• **DATA EXCERPTS**:
----

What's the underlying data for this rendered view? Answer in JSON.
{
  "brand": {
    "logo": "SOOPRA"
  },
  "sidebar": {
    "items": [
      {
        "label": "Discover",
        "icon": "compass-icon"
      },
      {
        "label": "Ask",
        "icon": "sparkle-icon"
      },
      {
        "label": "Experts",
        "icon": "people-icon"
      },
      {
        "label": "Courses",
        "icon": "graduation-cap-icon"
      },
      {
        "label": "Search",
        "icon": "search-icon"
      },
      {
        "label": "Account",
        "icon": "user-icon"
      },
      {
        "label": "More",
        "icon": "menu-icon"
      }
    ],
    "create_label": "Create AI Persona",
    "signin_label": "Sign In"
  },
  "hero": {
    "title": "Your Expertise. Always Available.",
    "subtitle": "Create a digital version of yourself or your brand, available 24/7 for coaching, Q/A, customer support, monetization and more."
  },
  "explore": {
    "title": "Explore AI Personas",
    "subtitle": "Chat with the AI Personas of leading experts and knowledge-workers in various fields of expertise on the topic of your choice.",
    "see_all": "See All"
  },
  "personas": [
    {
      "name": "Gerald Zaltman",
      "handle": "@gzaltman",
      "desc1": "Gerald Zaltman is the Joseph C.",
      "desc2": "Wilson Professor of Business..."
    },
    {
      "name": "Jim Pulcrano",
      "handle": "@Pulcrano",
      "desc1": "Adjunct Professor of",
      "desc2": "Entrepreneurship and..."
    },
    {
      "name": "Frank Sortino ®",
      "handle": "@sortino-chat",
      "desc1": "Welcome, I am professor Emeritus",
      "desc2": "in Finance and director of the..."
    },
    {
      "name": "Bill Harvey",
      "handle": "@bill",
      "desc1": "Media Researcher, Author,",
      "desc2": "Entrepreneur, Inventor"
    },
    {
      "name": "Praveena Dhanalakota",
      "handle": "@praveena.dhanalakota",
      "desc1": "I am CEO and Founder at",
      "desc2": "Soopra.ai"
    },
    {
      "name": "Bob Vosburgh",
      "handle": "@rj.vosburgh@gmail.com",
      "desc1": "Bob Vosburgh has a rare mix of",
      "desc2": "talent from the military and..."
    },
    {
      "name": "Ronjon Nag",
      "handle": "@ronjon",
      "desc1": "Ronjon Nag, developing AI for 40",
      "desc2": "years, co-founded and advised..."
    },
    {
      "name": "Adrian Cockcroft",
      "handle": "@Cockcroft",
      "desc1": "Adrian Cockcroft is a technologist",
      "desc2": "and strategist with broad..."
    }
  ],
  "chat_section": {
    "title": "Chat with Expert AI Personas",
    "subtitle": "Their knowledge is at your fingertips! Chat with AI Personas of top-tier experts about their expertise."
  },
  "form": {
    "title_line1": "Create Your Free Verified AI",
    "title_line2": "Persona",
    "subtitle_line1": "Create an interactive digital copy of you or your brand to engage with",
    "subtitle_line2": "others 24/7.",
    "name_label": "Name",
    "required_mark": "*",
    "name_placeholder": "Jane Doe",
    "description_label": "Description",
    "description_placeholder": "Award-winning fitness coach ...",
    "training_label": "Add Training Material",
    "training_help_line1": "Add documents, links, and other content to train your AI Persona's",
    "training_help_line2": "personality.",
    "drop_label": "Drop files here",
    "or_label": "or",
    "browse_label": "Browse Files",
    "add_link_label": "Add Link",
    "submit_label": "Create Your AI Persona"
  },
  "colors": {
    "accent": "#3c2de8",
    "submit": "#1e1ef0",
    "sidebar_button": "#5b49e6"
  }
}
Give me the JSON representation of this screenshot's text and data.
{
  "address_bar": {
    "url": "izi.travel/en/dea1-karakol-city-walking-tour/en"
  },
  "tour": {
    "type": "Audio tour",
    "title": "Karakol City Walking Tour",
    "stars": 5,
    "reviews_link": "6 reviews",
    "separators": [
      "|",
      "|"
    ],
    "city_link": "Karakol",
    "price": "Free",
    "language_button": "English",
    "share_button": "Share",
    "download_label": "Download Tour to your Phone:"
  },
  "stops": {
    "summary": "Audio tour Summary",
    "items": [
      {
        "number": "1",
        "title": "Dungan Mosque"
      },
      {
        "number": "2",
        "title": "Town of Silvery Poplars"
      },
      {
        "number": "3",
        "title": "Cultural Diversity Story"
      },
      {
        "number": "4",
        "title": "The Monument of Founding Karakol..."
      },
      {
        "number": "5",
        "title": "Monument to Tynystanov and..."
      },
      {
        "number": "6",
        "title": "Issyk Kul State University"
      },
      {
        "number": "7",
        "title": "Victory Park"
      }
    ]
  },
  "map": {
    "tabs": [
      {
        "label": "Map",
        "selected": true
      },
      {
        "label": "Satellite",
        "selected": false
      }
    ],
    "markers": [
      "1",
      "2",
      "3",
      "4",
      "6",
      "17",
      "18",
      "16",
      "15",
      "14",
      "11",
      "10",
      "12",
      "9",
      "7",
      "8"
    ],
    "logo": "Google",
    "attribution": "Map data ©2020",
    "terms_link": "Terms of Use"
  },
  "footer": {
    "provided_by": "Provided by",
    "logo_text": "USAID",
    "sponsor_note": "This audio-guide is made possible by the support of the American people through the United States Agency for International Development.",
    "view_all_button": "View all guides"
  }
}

----

• **YOUR GOAL**: Search the entries for the word "Free", then list each line that holds it.

• **COMPLETED EXERCISE**:
    "title_line1": "Create Your Free Verified AI",
    "price": "Free",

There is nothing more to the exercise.